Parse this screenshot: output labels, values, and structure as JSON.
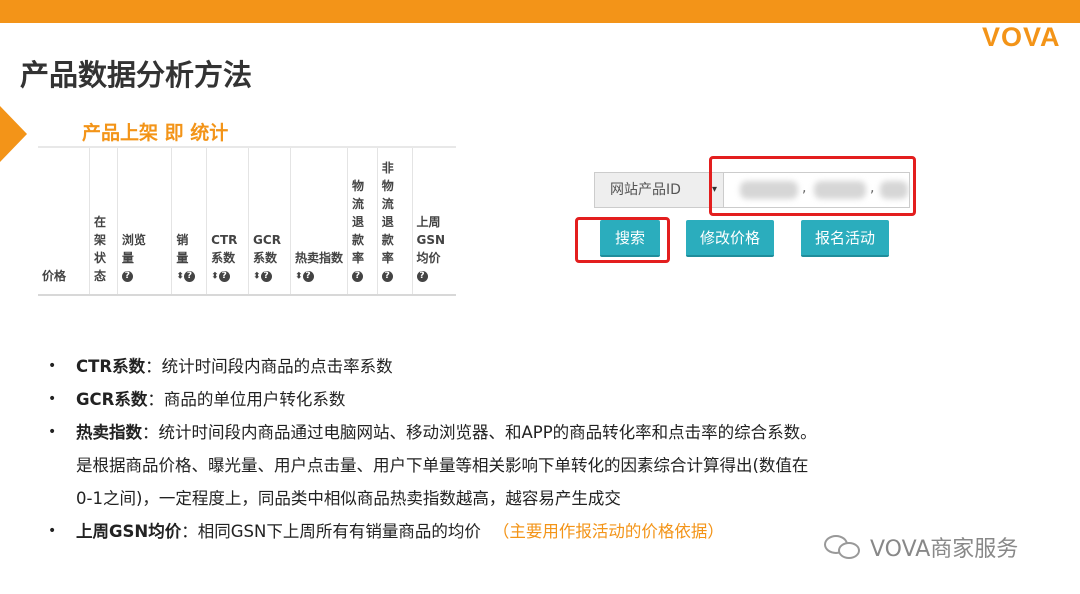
{
  "header": {
    "logo_text": "VOVA",
    "page_title": "产品数据分析方法",
    "accent_color": "#f39418"
  },
  "section": {
    "title": "产品上架 即 统计"
  },
  "stats_table": {
    "columns": [
      {
        "label": "价格",
        "stacked": false,
        "help": false,
        "sort": false
      },
      {
        "label": "在架状态",
        "stacked": true,
        "help": false,
        "sort": false
      },
      {
        "label": "浏览量",
        "stacked": false,
        "help": true,
        "sort": false
      },
      {
        "label": "销量",
        "stacked": true,
        "help": true,
        "sort": true
      },
      {
        "label": "CTR系数",
        "stacked": false,
        "help": true,
        "sort": true
      },
      {
        "label": "GCR系数",
        "stacked": false,
        "help": true,
        "sort": true
      },
      {
        "label": "热卖指数",
        "stacked": false,
        "help": true,
        "sort": true
      },
      {
        "label": "物流退款率",
        "stacked": true,
        "help": true,
        "sort": false
      },
      {
        "label": "非物流退款率",
        "stacked": true,
        "help": true,
        "sort": false
      },
      {
        "label": "上周GSN均价",
        "stacked": false,
        "help": true,
        "sort": false
      }
    ],
    "help_glyph": "?",
    "sort_glyph": "⬍"
  },
  "search": {
    "addon_label": "网站产品ID",
    "addon_caret": "▾",
    "input_separators": [
      ",",
      ","
    ]
  },
  "buttons": {
    "search": "搜索",
    "modify_price": "修改价格",
    "register_activity": "报名活动",
    "button_color": "#2badbd",
    "highlight_box_color": "#e31e1e"
  },
  "notes": [
    {
      "term": "CTR系数",
      "text": "：统计时间段内商品的点击率系数"
    },
    {
      "term": "GCR系数",
      "text": "：商品的单位用户转化系数"
    },
    {
      "term": "热卖指数",
      "text": "：统计时间段内商品通过电脑网站、移动浏览器、和APP的商品转化率和点击率的综合系数。"
    },
    {
      "term": "",
      "text": "是根据商品价格、曝光量、用户点击量、用户下单量等相关影响下单转化的因素综合计算得出(数值在"
    },
    {
      "term": "",
      "text": "0-1之间)，一定程度上，同品类中相似商品热卖指数越高，越容易产生成交"
    },
    {
      "term": "上周GSN均价",
      "text": "：相同GSN下上周所有有销量商品的均价",
      "highlight": "（主要用作报活动的价格依据）"
    }
  ],
  "watermark": {
    "text": "VOVA商家服务",
    "icon": "wechat-icon"
  }
}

= = =

▶ **WRITTEN TASK**: Without the pictures, transcribe the listing above exactly.

▶ **FULL RESPONSE**:
Parse this screenshot: output labels, values, and structure as JSON.
{
  "header": {
    "logo_text": "VOVA",
    "page_title": "产品数据分析方法",
    "accent_color": "#f39418"
  },
  "section": {
    "title": "产品上架 即 统计"
  },
  "stats_table": {
    "columns": [
      {
        "label": "价格",
        "stacked": false,
        "help": false,
        "sort": false
      },
      {
        "label": "在架状态",
        "stacked": true,
        "help": false,
        "sort": false
      },
      {
        "label": "浏览量",
        "stacked": false,
        "help": true,
        "sort": false
      },
      {
        "label": "销量",
        "stacked": true,
        "help": true,
        "sort": true
      },
      {
        "label": "CTR系数",
        "stacked": false,
        "help": true,
        "sort": true
      },
      {
        "label": "GCR系数",
        "stacked": false,
        "help": true,
        "sort": true
      },
      {
        "label": "热卖指数",
        "stacked": false,
        "help": true,
        "sort": true
      },
      {
        "label": "物流退款率",
        "stacked": true,
        "help": true,
        "sort": false
      },
      {
        "label": "非物流退款率",
        "stacked": true,
        "help": true,
        "sort": false
      },
      {
        "label": "上周GSN均价",
        "stacked": false,
        "help": true,
        "sort": false
      }
    ],
    "help_glyph": "?",
    "sort_glyph": "⬍"
  },
  "search": {
    "addon_label": "网站产品ID",
    "addon_caret": "▾",
    "input_separators": [
      ",",
      ","
    ]
  },
  "buttons": {
    "search": "搜索",
    "modify_price": "修改价格",
    "register_activity": "报名活动",
    "button_color": "#2badbd",
    "highlight_box_color": "#e31e1e"
  },
  "notes": [
    {
      "term": "CTR系数",
      "text": "：统计时间段内商品的点击率系数"
    },
    {
      "term": "GCR系数",
      "text": "：商品的单位用户转化系数"
    },
    {
      "term": "热卖指数",
      "text": "：统计时间段内商品通过电脑网站、移动浏览器、和APP的商品转化率和点击率的综合系数。"
    },
    {
      "term": "",
      "text": "是根据商品价格、曝光量、用户点击量、用户下单量等相关影响下单转化的因素综合计算得出(数值在"
    },
    {
      "term": "",
      "text": "0-1之间)，一定程度上，同品类中相似商品热卖指数越高，越容易产生成交"
    },
    {
      "term": "上周GSN均价",
      "text": "：相同GSN下上周所有有销量商品的均价",
      "highlight": "（主要用作报活动的价格依据）"
    }
  ],
  "watermark": {
    "text": "VOVA商家服务",
    "icon": "wechat-icon"
  }
}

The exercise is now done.